Trecho do texto —
- - -

Constitucionalidade do projeto é alvo de discussão
No entendimento da advogada Renata Jardim, os projetos aprovados pela Câmara de Santa Maria são uma atualização de portarias do Ministério da Saúde da gestão de Jair Bolsonaro. Elas previam a inclusão de informações detalhadas sobre os riscos da interrupção da gestação e a oferta de visualização do feto. Após críticas e denúncias, as normas foram revogadas.
Integrante do Comitê Latino-americano e do Caribe para a Defesa dos Direitos das Mulheres, Renata afirma que as propostas ferem os preceitos fundamentais da dignidade humana e violam as diretrizes nacionais que preveem atendimento humanizado em casos semelhantes.
— Ofertar a escuta dos batimentos cardíacos ou afixar cartazes com informações detalhadas sobre os procedimento do aborto e os danos que o procedimento pode acarretar, que sabemos, por exemplo, que em muitos casos é menor que manter uma gestação até o final, tem o objetivo exclusivamente de constranger as mulheres que buscam os serviços para a realização de atendimento, que já trilharam um longo caminho até chegar ali, além de causar mais desespero à vítima, como forma de demovê-la da interrupção da gravidez, que é um direito indiscutível — argumenta.

- - -

Itens fornecidos —
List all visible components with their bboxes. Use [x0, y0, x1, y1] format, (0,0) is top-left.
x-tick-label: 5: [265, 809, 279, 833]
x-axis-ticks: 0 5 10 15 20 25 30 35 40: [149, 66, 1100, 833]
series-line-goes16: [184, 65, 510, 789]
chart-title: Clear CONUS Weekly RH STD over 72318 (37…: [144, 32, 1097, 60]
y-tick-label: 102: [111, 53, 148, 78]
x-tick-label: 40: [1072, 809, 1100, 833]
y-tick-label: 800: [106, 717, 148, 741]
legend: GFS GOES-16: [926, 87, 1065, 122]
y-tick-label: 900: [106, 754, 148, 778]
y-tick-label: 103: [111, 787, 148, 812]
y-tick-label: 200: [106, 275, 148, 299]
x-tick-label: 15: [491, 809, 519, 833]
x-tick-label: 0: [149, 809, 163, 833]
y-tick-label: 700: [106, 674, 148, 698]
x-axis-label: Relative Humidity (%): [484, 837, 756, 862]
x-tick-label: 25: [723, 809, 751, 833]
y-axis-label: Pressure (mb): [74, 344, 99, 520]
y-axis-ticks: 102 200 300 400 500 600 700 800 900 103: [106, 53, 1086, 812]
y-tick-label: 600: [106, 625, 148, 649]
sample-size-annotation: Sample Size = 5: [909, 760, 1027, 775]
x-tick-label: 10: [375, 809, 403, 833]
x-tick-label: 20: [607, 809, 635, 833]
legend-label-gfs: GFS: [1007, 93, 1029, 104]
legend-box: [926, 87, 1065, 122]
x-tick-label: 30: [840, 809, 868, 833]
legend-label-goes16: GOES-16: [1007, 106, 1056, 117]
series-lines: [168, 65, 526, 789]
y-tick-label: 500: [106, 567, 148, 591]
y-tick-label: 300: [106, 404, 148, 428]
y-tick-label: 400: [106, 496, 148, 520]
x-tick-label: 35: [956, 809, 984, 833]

- - -

Requisitos da tarefa — Devolva, sem nenhuma alteração, a parte do texto sobre a constitucionalidade do projeto que vai de "Constitucionalidade do projeto" a "normas foram revogadas.".

Área de resposta —
Constitucionalidade do projeto é alvo de discussão
No entendimento da advogada Renata Jardim, os projetos aprovados pela Câmara de Santa Maria são uma atualização de portarias do Ministério da Saúde da gestão de Jair Bolsonaro. Elas previam a inclusão de informações detalhadas sobre os riscos da interrupção da gestação e a oferta de visualização do feto. Após críticas e denúncias, as normas foram revogadas.